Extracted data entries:
....................

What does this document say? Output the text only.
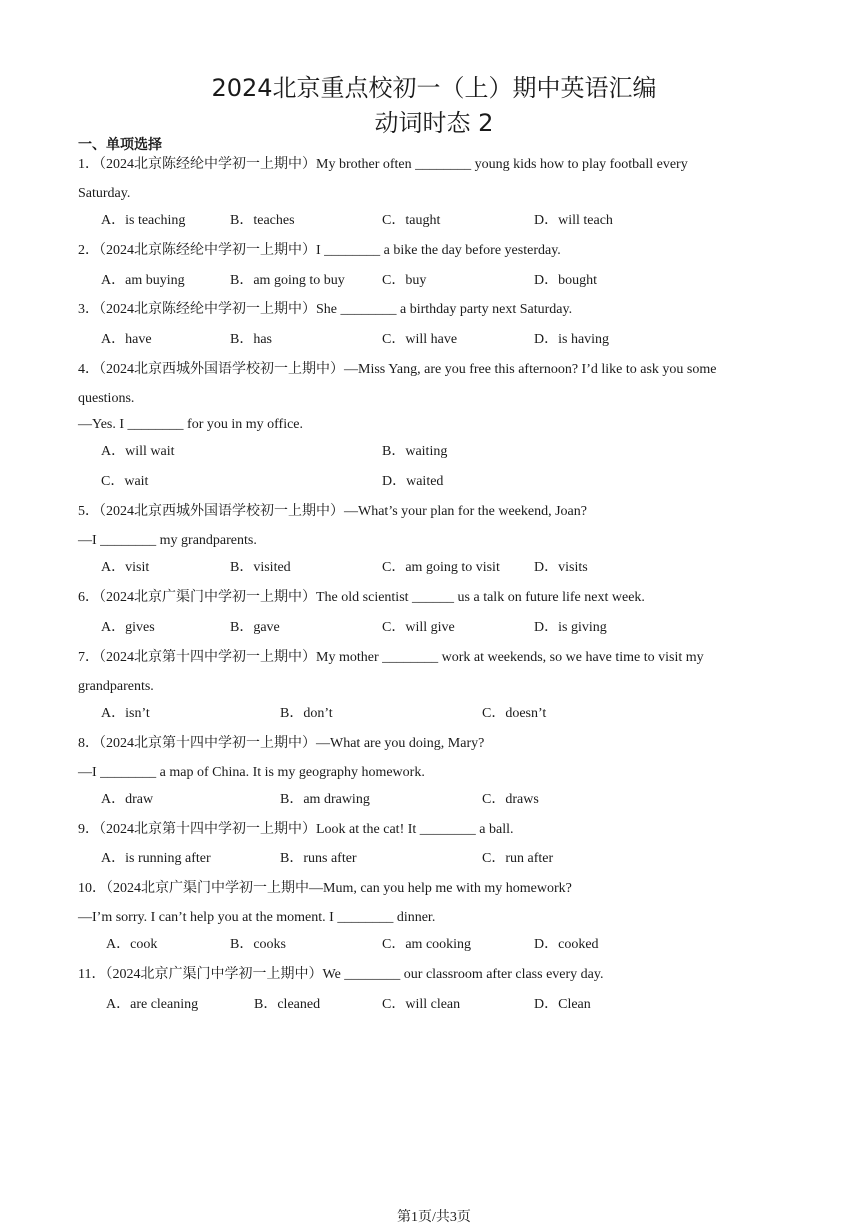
2024北京重点校初一（上）期中英语汇编
动词时态 2
一、单项选择
1．（2024北京陈经纶中学初一上期中）My brother often ________ young kids how to play football every
Saturday.
A．is teaching	B．teaches	C．taught	D．will teach
2．（2024北京陈经纶中学初一上期中）I ________ a bike the day before yesterday.
A．am buying	B．am going to buy	C．buy	D．bought
3．（2024北京陈经纶中学初一上期中）She ________ a birthday party next Saturday.
A．have	B．has	C．will have	D．is having
4．（2024北京西城外国语学校初一上期中）—Miss Yang, are you free this afternoon? I’d like to ask you some
questions.
—Yes. I ________ for you in my office.
A．will wait	B．waiting
C．wait	D．waited
5．（2024北京西城外国语学校初一上期中）—What’s your plan for the weekend, Joan?
—I ________ my grandparents.
A．visit	B．visited	C．am going to visit D．visits
6．（2024北京广渠门中学初一上期中）The old scientist ______ us a talk on future life next week.
A．gives	B．gave	C．will give	D．is giving
7．（2024北京第十四中学初一上期中）My mother ________ work at weekends, so we have time to visit my
grandparents.
A．isn’t	B．don’t	C．doesn’t
8．（2024北京第十四中学初一上期中）—What are you doing, Mary?
—I ________ a map of China. It is my geography homework.
A．draw	B．am drawing	C．draws
9．（2024北京第十四中学初一上期中）Look at the cat! It ________ a ball.
A．is running after	B．runs after	C．run after
10．（2024北京广渠门中学初一上期中—Mum, can you help me with my homework?
—I’m sorry. I can’t help you at the moment. I ________ dinner.
A．cook	B．cooks	C．am cooking	D．cooked
11．（2024北京广渠门中学初一上期中）We ________ our classroom after class every day.
A．are cleaning	B．cleaned	C．will clean	D．Clean
第1页/共3页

....................

**Task to carry out**
Extract every line containing the string "going" from the material.

**Reply to the exercise**
A．am buying	B．am going to buy	C．buy	D．bought
A．visit	B．visited	C．am going to visit D．visits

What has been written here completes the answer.